[Extracted data entries]

····················

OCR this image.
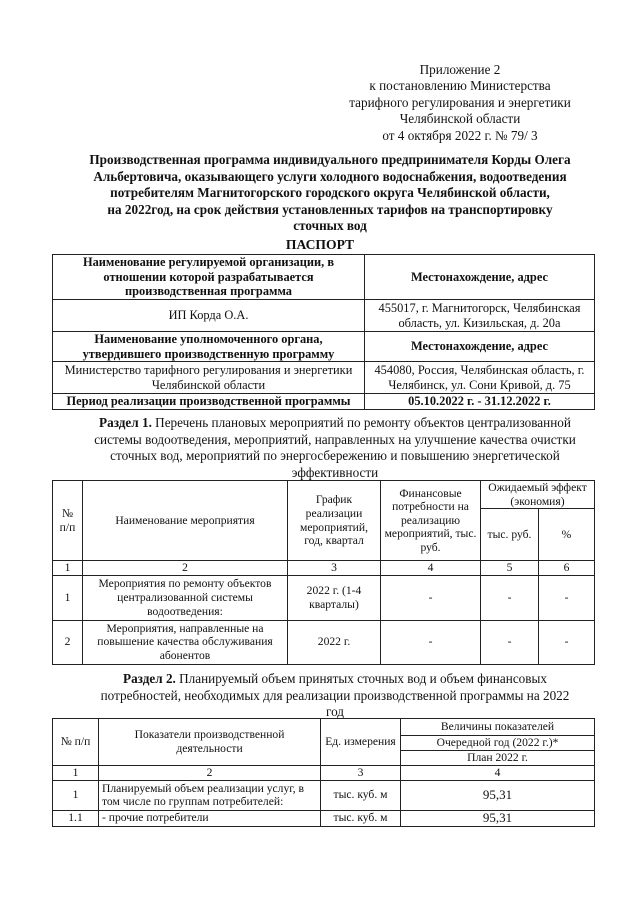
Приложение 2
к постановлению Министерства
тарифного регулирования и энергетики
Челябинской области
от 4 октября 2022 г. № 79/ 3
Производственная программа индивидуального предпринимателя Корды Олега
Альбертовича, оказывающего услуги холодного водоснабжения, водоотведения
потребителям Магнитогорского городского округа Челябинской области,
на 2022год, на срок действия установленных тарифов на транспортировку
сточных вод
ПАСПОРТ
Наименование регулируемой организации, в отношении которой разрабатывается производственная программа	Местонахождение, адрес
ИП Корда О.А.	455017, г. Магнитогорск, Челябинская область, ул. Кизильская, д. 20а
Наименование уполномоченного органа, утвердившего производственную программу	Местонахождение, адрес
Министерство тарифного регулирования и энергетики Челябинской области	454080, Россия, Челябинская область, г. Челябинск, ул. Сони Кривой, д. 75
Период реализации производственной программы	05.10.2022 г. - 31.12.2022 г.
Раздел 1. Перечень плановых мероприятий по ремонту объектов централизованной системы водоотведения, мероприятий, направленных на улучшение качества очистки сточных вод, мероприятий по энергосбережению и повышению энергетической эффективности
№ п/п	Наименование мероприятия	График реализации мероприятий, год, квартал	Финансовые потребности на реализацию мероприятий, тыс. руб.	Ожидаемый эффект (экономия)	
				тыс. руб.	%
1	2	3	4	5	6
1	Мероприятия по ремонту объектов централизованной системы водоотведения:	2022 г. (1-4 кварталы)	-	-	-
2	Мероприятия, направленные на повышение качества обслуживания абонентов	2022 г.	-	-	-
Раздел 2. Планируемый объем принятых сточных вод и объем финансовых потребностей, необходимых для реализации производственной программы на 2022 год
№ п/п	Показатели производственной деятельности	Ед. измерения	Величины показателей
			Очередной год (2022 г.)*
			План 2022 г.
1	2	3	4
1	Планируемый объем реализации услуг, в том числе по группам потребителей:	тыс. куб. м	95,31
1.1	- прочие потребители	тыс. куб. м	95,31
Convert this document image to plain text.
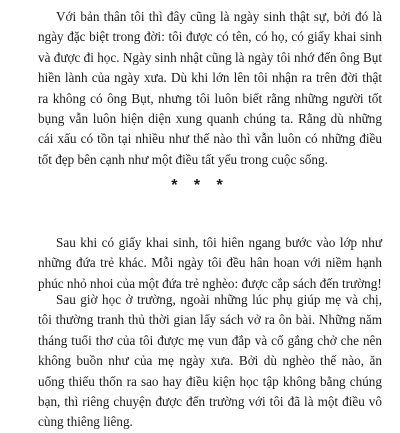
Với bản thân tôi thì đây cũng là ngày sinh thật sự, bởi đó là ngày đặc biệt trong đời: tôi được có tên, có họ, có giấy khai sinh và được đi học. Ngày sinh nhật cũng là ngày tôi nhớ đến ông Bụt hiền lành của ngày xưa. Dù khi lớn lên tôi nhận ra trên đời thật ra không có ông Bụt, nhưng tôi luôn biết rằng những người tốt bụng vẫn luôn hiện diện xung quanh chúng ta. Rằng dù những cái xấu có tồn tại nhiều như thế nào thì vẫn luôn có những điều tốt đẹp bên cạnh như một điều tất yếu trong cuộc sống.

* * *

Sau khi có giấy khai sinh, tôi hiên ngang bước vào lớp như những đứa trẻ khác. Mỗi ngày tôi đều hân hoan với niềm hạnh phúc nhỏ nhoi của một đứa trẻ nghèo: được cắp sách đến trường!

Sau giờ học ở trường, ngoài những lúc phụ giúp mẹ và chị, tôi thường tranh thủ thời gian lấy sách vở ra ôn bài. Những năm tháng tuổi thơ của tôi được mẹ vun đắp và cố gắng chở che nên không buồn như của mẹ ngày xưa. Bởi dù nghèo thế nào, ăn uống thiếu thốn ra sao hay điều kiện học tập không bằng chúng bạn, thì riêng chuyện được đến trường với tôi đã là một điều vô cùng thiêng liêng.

····················

GIVEN PROBLEM:
Using the material above, retype each entry exactly and omit the pictures.

EXERCISE RESULT:
OCR this image.
Приложение 2
к постановлению Министерства
тарифного регулирования и энергетики
Челябинской области
от 4 октября 2022 г. № 79/ 3
Производственная программа индивидуального предпринимателя Корды Олега
Альбертовича, оказывающего услуги холодного водоснабжения, водоотведения
потребителям Магнитогорского городского округа Челябинской области,
на 2022год, на срок действия установленных тарифов на транспортировку
сточных вод
ПАСПОРТ
Наименование регулируемой организации, в отношении которой разрабатывается производственная программа	Местонахождение, адрес
ИП Корда О.А.	455017, г. Магнитогорск, Челябинская область, ул. Кизильская, д. 20а
Наименование уполномоченного органа, утвердившего производственную программу	Местонахождение, адрес
Министерство тарифного регулирования и энергетики Челябинской области	454080, Россия, Челябинская область, г. Челябинск, ул. Сони Кривой, д. 75
Период реализации производственной программы	05.10.2022 г. - 31.12.2022 г.
Раздел 1. Перечень плановых мероприятий по ремонту объектов централизованной системы водоотведения, мероприятий, направленных на улучшение качества очистки сточных вод, мероприятий по энергосбережению и повышению энергетической эффективности
№ п/п	Наименование мероприятия	График реализации мероприятий, год, квартал	Финансовые потребности на реализацию мероприятий, тыс. руб.	Ожидаемый эффект (экономия)	
				тыс. руб.	%
1	2	3	4	5	6
1	Мероприятия по ремонту объектов централизованной системы водоотведения:	2022 г. (1-4 кварталы)	-	-	-
2	Мероприятия, направленные на повышение качества обслуживания абонентов	2022 г.	-	-	-
Раздел 2. Планируемый объем принятых сточных вод и объем финансовых потребностей, необходимых для реализации производственной программы на 2022 год
№ п/п	Показатели производственной деятельности	Ед. измерения	Величины показателей
			Очередной год (2022 г.)*
			План 2022 г.
1	2	3	4
1	Планируемый объем реализации услуг, в том числе по группам потребителей:	тыс. куб. м	95,31
1.1	- прочие потребители	тыс. куб. м	95,31
Convert this document image to plain text.
Với bản thân tôi thì đây cũng là ngày sinh thật sự, bởi đó là ngày đặc biệt trong đời: tôi được có tên, có họ, có giấy khai sinh và được đi học. Ngày sinh nhật cũng là ngày tôi nhớ đến ông Bụt hiền lành của ngày xưa. Dù khi lớn lên tôi nhận ra trên đời thật ra không có ông Bụt, nhưng tôi luôn biết rằng những người tốt bụng vẫn luôn hiện diện xung quanh chúng ta. Rằng dù những cái xấu có tồn tại nhiều như thế nào thì vẫn luôn có những điều tốt đẹp bên cạnh như một điều tất yếu trong cuộc sống.

* * *

Sau khi có giấy khai sinh, tôi hiên ngang bước vào lớp như những đứa trẻ khác. Mỗi ngày tôi đều hân hoan với niềm hạnh phúc nhỏ nhoi của một đứa trẻ nghèo: được cắp sách đến trường!

Sau giờ học ở trường, ngoài những lúc phụ giúp mẹ và chị, tôi thường tranh thủ thời gian lấy sách vở ra ôn bài. Những năm tháng tuổi thơ của tôi được mẹ vun đắp và cố gắng chở che nên không buồn như của mẹ ngày xưa. Bởi dù nghèo thế nào, ăn uống thiếu thốn ra sao hay điều kiện học tập không bằng chúng bạn, thì riêng chuyện được đến trường với tôi đã là một điều vô cùng thiêng liêng.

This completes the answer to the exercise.